Data records:
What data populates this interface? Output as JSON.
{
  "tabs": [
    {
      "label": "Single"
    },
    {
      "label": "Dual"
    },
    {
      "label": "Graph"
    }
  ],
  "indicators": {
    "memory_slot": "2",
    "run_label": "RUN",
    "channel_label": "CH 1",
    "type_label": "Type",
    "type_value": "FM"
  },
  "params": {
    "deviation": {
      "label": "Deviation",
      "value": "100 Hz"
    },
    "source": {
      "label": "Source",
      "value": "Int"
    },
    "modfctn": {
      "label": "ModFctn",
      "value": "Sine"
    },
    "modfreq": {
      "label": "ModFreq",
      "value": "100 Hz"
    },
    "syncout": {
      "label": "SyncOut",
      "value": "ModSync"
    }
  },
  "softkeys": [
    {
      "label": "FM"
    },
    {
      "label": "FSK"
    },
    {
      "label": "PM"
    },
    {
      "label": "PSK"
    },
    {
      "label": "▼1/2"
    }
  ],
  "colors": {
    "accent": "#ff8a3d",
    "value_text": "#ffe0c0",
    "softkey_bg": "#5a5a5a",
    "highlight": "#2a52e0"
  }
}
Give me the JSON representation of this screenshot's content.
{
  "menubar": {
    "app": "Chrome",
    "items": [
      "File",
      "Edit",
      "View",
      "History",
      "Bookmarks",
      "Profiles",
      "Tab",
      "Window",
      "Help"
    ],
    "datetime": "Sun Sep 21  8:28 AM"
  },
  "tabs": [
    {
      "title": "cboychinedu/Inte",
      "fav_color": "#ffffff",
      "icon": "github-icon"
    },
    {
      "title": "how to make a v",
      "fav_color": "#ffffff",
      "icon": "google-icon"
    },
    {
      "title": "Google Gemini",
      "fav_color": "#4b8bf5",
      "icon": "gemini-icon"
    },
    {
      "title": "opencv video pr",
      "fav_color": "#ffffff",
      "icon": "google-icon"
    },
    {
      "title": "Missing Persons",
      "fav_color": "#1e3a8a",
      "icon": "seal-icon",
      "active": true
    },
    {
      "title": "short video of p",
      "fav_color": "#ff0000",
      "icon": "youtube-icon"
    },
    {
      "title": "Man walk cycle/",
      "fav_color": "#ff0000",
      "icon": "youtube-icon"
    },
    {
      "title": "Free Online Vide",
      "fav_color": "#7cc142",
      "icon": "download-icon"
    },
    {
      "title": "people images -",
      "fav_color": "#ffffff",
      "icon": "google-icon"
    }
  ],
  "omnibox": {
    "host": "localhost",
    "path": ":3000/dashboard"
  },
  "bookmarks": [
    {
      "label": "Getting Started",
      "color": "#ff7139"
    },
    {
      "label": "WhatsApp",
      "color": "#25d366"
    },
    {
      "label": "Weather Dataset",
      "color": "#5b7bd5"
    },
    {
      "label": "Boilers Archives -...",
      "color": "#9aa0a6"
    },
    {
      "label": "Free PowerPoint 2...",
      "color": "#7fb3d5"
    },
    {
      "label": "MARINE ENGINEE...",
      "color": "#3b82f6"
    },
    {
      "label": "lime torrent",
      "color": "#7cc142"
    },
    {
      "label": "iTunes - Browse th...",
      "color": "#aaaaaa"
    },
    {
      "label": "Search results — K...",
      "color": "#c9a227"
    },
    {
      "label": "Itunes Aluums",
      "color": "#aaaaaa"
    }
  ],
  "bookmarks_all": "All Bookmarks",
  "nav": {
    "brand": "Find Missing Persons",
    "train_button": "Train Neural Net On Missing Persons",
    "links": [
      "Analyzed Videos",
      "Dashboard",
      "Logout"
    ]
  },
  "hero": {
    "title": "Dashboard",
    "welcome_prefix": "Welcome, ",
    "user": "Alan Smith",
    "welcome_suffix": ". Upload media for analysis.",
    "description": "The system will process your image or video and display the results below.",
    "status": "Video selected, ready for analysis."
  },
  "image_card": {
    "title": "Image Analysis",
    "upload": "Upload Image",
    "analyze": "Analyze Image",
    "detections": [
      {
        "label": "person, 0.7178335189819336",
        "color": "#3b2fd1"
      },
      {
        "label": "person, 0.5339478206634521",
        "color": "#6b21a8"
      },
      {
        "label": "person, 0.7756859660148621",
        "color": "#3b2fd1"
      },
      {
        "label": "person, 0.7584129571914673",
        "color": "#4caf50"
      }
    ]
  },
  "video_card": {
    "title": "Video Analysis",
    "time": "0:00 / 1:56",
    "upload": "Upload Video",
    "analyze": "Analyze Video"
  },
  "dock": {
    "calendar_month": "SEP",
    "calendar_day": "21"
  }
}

What you are asked to do: Give all the records again. Match them exactly.

Answer below:
What data populates this interface? Output as JSON.
{
  "tabs": [
    {
      "label": "Single"
    },
    {
      "label": "Dual"
    },
    {
      "label": "Graph"
    }
  ],
  "indicators": {
    "memory_slot": "2",
    "run_label": "RUN",
    "channel_label": "CH 1",
    "type_label": "Type",
    "type_value": "FM"
  },
  "params": {
    "deviation": {
      "label": "Deviation",
      "value": "100 Hz"
    },
    "source": {
      "label": "Source",
      "value": "Int"
    },
    "modfctn": {
      "label": "ModFctn",
      "value": "Sine"
    },
    "modfreq": {
      "label": "ModFreq",
      "value": "100 Hz"
    },
    "syncout": {
      "label": "SyncOut",
      "value": "ModSync"
    }
  },
  "softkeys": [
    {
      "label": "FM"
    },
    {
      "label": "FSK"
    },
    {
      "label": "PM"
    },
    {
      "label": "PSK"
    },
    {
      "label": "▼1/2"
    }
  ],
  "colors": {
    "accent": "#ff8a3d",
    "value_text": "#ffe0c0",
    "softkey_bg": "#5a5a5a",
    "highlight": "#2a52e0"
  }
}
Give me the JSON representation of this screenshot's content.
{
  "menubar": {
    "app": "Chrome",
    "items": [
      "File",
      "Edit",
      "View",
      "History",
      "Bookmarks",
      "Profiles",
      "Tab",
      "Window",
      "Help"
    ],
    "datetime": "Sun Sep 21  8:28 AM"
  },
  "tabs": [
    {
      "title": "cboychinedu/Inte",
      "fav_color": "#ffffff",
      "icon": "github-icon"
    },
    {
      "title": "how to make a v",
      "fav_color": "#ffffff",
      "icon": "google-icon"
    },
    {
      "title": "Google Gemini",
      "fav_color": "#4b8bf5",
      "icon": "gemini-icon"
    },
    {
      "title": "opencv video pr",
      "fav_color": "#ffffff",
      "icon": "google-icon"
    },
    {
      "title": "Missing Persons",
      "fav_color": "#1e3a8a",
      "icon": "seal-icon",
      "active": true
    },
    {
      "title": "short video of p",
      "fav_color": "#ff0000",
      "icon": "youtube-icon"
    },
    {
      "title": "Man walk cycle/",
      "fav_color": "#ff0000",
      "icon": "youtube-icon"
    },
    {
      "title": "Free Online Vide",
      "fav_color": "#7cc142",
      "icon": "download-icon"
    },
    {
      "title": "people images -",
      "fav_color": "#ffffff",
      "icon": "google-icon"
    }
  ],
  "omnibox": {
    "host": "localhost",
    "path": ":3000/dashboard"
  },
  "bookmarks": [
    {
      "label": "Getting Started",
      "color": "#ff7139"
    },
    {
      "label": "WhatsApp",
      "color": "#25d366"
    },
    {
      "label": "Weather Dataset",
      "color": "#5b7bd5"
    },
    {
      "label": "Boilers Archives -...",
      "color": "#9aa0a6"
    },
    {
      "label": "Free PowerPoint 2...",
      "color": "#7fb3d5"
    },
    {
      "label": "MARINE ENGINEE...",
      "color": "#3b82f6"
    },
    {
      "label": "lime torrent",
      "color": "#7cc142"
    },
    {
      "label": "iTunes - Browse th...",
      "color": "#aaaaaa"
    },
    {
      "label": "Search results — K...",
      "color": "#c9a227"
    },
    {
      "label": "Itunes Aluums",
      "color": "#aaaaaa"
    }
  ],
  "bookmarks_all": "All Bookmarks",
  "nav": {
    "brand": "Find Missing Persons",
    "train_button": "Train Neural Net On Missing Persons",
    "links": [
      "Analyzed Videos",
      "Dashboard",
      "Logout"
    ]
  },
  "hero": {
    "title": "Dashboard",
    "welcome_prefix": "Welcome, ",
    "user": "Alan Smith",
    "welcome_suffix": ". Upload media for analysis.",
    "description": "The system will process your image or video and display the results below.",
    "status": "Video selected, ready for analysis."
  },
  "image_card": {
    "title": "Image Analysis",
    "upload": "Upload Image",
    "analyze": "Analyze Image",
    "detections": [
      {
        "label": "person, 0.7178335189819336",
        "color": "#3b2fd1"
      },
      {
        "label": "person, 0.5339478206634521",
        "color": "#6b21a8"
      },
      {
        "label": "person, 0.7756859660148621",
        "color": "#3b2fd1"
      },
      {
        "label": "person, 0.7584129571914673",
        "color": "#4caf50"
      }
    ]
  },
  "video_card": {
    "title": "Video Analysis",
    "time": "0:00 / 1:56",
    "upload": "Upload Video",
    "analyze": "Analyze Video"
  },
  "dock": {
    "calendar_month": "SEP",
    "calendar_day": "21"
  }
}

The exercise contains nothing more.